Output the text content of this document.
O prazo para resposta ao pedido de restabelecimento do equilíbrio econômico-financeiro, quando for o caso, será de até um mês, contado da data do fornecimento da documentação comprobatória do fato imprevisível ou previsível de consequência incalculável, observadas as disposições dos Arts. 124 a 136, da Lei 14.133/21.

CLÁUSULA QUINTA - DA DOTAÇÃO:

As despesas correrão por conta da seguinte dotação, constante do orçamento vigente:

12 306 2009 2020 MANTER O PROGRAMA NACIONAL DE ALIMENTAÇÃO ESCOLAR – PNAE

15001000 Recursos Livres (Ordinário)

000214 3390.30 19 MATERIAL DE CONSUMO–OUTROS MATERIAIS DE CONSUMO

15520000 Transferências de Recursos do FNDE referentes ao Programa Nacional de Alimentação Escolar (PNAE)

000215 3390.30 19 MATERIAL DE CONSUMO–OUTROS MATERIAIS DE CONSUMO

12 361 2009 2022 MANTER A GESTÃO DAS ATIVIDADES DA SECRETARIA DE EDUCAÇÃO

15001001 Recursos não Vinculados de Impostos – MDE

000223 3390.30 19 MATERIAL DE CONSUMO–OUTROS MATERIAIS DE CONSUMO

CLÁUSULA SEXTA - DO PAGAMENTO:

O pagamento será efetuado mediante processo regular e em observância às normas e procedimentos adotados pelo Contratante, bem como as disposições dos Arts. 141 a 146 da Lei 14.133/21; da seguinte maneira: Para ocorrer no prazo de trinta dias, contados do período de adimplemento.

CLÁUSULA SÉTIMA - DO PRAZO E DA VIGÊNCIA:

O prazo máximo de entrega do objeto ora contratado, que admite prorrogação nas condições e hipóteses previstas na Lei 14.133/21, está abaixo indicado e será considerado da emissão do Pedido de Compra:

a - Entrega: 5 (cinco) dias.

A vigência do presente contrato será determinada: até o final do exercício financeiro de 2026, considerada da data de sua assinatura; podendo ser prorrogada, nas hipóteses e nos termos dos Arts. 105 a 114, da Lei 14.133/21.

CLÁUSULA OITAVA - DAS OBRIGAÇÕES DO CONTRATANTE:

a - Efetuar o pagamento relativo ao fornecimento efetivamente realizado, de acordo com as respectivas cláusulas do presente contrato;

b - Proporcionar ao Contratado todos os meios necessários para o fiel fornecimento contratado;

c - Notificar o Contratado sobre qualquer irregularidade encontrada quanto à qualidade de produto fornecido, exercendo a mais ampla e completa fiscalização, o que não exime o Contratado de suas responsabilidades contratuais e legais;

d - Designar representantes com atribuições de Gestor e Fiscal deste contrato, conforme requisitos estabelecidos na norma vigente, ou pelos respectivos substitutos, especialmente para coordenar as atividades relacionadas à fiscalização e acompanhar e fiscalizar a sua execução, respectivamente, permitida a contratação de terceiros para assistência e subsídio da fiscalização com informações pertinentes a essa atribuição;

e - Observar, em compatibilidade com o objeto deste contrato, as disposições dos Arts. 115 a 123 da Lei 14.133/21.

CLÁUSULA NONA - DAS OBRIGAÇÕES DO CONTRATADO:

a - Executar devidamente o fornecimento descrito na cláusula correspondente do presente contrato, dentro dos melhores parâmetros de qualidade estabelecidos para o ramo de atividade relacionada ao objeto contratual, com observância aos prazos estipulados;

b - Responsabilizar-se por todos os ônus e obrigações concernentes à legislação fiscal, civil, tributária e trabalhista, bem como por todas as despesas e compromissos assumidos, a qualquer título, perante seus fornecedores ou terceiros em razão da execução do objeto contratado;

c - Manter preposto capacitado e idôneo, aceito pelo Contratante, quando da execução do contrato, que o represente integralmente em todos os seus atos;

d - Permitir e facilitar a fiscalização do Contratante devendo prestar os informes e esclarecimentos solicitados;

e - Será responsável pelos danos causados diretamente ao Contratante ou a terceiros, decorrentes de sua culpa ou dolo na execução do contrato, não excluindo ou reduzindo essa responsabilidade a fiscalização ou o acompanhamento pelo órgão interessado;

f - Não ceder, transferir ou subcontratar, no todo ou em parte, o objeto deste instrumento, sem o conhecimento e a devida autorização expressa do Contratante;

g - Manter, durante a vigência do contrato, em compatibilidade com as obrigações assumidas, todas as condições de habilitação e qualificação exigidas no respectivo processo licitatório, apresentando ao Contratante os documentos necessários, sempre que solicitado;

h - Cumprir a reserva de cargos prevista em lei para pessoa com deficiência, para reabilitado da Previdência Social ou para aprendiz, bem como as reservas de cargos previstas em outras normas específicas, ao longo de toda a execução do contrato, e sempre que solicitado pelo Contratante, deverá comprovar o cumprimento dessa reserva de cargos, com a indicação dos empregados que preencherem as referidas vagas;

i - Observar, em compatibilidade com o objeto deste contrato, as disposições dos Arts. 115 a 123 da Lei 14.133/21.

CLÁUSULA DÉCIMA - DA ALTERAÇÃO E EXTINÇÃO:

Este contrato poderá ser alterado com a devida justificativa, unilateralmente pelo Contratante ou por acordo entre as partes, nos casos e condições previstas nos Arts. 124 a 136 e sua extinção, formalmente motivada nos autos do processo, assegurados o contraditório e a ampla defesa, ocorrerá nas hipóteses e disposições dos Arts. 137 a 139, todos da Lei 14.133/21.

_ _ _

Exercise: Extract every entry in the listing word for word.

Answer to the task:
Output the text content of this document.
O prazo para resposta ao pedido de restabelecimento do equilíbrio econômico-financeiro, quando for o caso, será de até um mês, contado da data do fornecimento da documentação comprobatória do fato imprevisível ou previsível de consequência incalculável, observadas as disposições dos Arts. 124 a 136, da Lei 14.133/21.

CLÁUSULA QUINTA - DA DOTAÇÃO:

As despesas correrão por conta da seguinte dotação, constante do orçamento vigente:

12 306 2009 2020 MANTER O PROGRAMA NACIONAL DE ALIMENTAÇÃO ESCOLAR – PNAE

15001000 Recursos Livres (Ordinário)

000214 3390.30 19 MATERIAL DE CONSUMO–OUTROS MATERIAIS DE CONSUMO

15520000 Transferências de Recursos do FNDE referentes ao Programa Nacional de Alimentação Escolar (PNAE)

000215 3390.30 19 MATERIAL DE CONSUMO–OUTROS MATERIAIS DE CONSUMO

12 361 2009 2022 MANTER A GESTÃO DAS ATIVIDADES DA SECRETARIA DE EDUCAÇÃO

15001001 Recursos não Vinculados de Impostos – MDE

000223 3390.30 19 MATERIAL DE CONSUMO–OUTROS MATERIAIS DE CONSUMO

CLÁUSULA SEXTA - DO PAGAMENTO:

O pagamento será efetuado mediante processo regular e em observância às normas e procedimentos adotados pelo Contratante, bem como as disposições dos Arts. 141 a 146 da Lei 14.133/21; da seguinte maneira: Para ocorrer no prazo de trinta dias, contados do período de adimplemento.

CLÁUSULA SÉTIMA - DO PRAZO E DA VIGÊNCIA:

O prazo máximo de entrega do objeto ora contratado, que admite prorrogação nas condições e hipóteses previstas na Lei 14.133/21, está abaixo indicado e será considerado da emissão do Pedido de Compra:

a - Entrega: 5 (cinco) dias.

A vigência do presente contrato será determinada: até o final do exercício financeiro de 2026, considerada da data de sua assinatura; podendo ser prorrogada, nas hipóteses e nos termos dos Arts. 105 a 114, da Lei 14.133/21.

CLÁUSULA OITAVA - DAS OBRIGAÇÕES DO CONTRATANTE:

a - Efetuar o pagamento relativo ao fornecimento efetivamente realizado, de acordo com as respectivas cláusulas do presente contrato;

b - Proporcionar ao Contratado todos os meios necessários para o fiel fornecimento contratado;

c - Notificar o Contratado sobre qualquer irregularidade encontrada quanto à qualidade de produto fornecido, exercendo a mais ampla e completa fiscalização, o que não exime o Contratado de suas responsabilidades contratuais e legais;

d - Designar representantes com atribuições de Gestor e Fiscal deste contrato, conforme requisitos estabelecidos na norma vigente, ou pelos respectivos substitutos, especialmente para coordenar as atividades relacionadas à fiscalização e acompanhar e fiscalizar a sua execução, respectivamente, permitida a contratação de terceiros para assistência e subsídio da fiscalização com informações pertinentes a essa atribuição;

e - Observar, em compatibilidade com o objeto deste contrato, as disposições dos Arts. 115 a 123 da Lei 14.133/21.

CLÁUSULA NONA - DAS OBRIGAÇÕES DO CONTRATADO:

a - Executar devidamente o fornecimento descrito na cláusula correspondente do presente contrato, dentro dos melhores parâmetros de qualidade estabelecidos para o ramo de atividade relacionada ao objeto contratual, com observância aos prazos estipulados;

b - Responsabilizar-se por todos os ônus e obrigações concernentes à legislação fiscal, civil, tributária e trabalhista, bem como por todas as despesas e compromissos assumidos, a qualquer título, perante seus fornecedores ou terceiros em razão da execução do objeto contratado;

c - Manter preposto capacitado e idôneo, aceito pelo Contratante, quando da execução do contrato, que o represente integralmente em todos os seus atos;

d - Permitir e facilitar a fiscalização do Contratante devendo prestar os informes e esclarecimentos solicitados;

e - Será responsável pelos danos causados diretamente ao Contratante ou a terceiros, decorrentes de sua culpa ou dolo na execução do contrato, não excluindo ou reduzindo essa responsabilidade a fiscalização ou o acompanhamento pelo órgão interessado;

f - Não ceder, transferir ou subcontratar, no todo ou em parte, o objeto deste instrumento, sem o conhecimento e a devida autorização expressa do Contratante;

g - Manter, durante a vigência do contrato, em compatibilidade com as obrigações assumidas, todas as condições de habilitação e qualificação exigidas no respectivo processo licitatório, apresentando ao Contratante os documentos necessários, sempre que solicitado;

h - Cumprir a reserva de cargos prevista em lei para pessoa com deficiência, para reabilitado da Previdência Social ou para aprendiz, bem como as reservas de cargos previstas em outras normas específicas, ao longo de toda a execução do contrato, e sempre que solicitado pelo Contratante, deverá comprovar o cumprimento dessa reserva de cargos, com a indicação dos empregados que preencherem as referidas vagas;

i - Observar, em compatibilidade com o objeto deste contrato, as disposições dos Arts. 115 a 123 da Lei 14.133/21.

CLÁUSULA DÉCIMA - DA ALTERAÇÃO E EXTINÇÃO:

Este contrato poderá ser alterado com a devida justificativa, unilateralmente pelo Contratante ou por acordo entre as partes, nos casos e condições previstas nos Arts. 124 a 136 e sua extinção, formalmente motivada nos autos do processo, assegurados o contraditório e a ampla defesa, ocorrerá nas hipóteses e disposições dos Arts. 137 a 139, todos da Lei 14.133/21.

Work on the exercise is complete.